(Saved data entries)
· · · · ·
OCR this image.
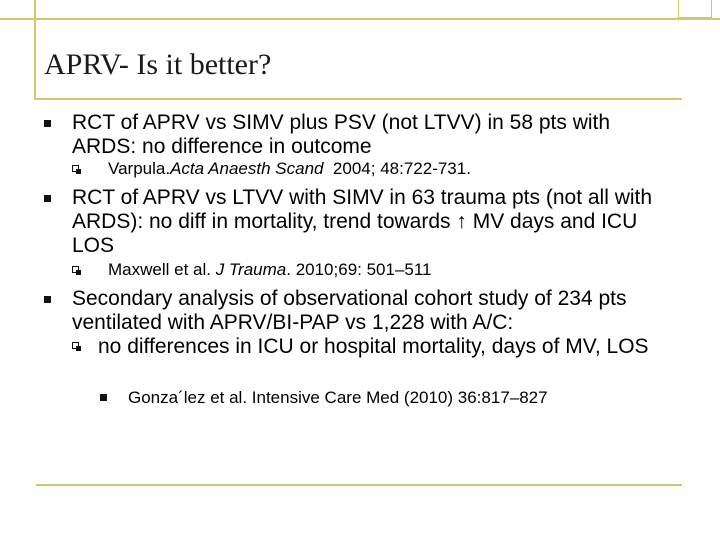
APRV- Is it better?
RCT of APRV vs SIMV plus PSV (not LTVV) in 58 pts with ARDS: no difference in outcome
Varpula.Acta Anaesth Scand  2004; 48:722-731.
RCT of APRV vs LTVV with SIMV in 63 trauma pts (not all with ARDS): no diff in mortality, trend towards ↑ MV days and ICU LOS
Maxwell et al. J Trauma. 2010;69: 501–511
Secondary analysis of observational cohort study of 234 pts ventilated with APRV/BI-PAP vs 1,228 with A/C:
no differences in ICU or hospital mortality, days of MV, LOS
Gonza´lez et al. Intensive Care Med (2010) 36:817–827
· · · · ·
TASK GOAL
All of the data above should be quoted exactly, except for the pictures.

REPLY TO THE EXERCISE
OCR this image.
APRV- Is it better?
RCT of APRV vs SIMV plus PSV (not LTVV) in 58 pts with ARDS: no difference in outcome
Varpula.Acta Anaesth Scand  2004; 48:722-731.
RCT of APRV vs LTVV with SIMV in 63 trauma pts (not all with ARDS): no diff in mortality, trend towards ↑ MV days and ICU LOS
Maxwell et al. J Trauma. 2010;69: 501–511
Secondary analysis of observational cohort study of 234 pts ventilated with APRV/BI-PAP vs 1,228 with A/C:
no differences in ICU or hospital mortality, days of MV, LOS
Gonza´lez et al. Intensive Care Med (2010) 36:817–827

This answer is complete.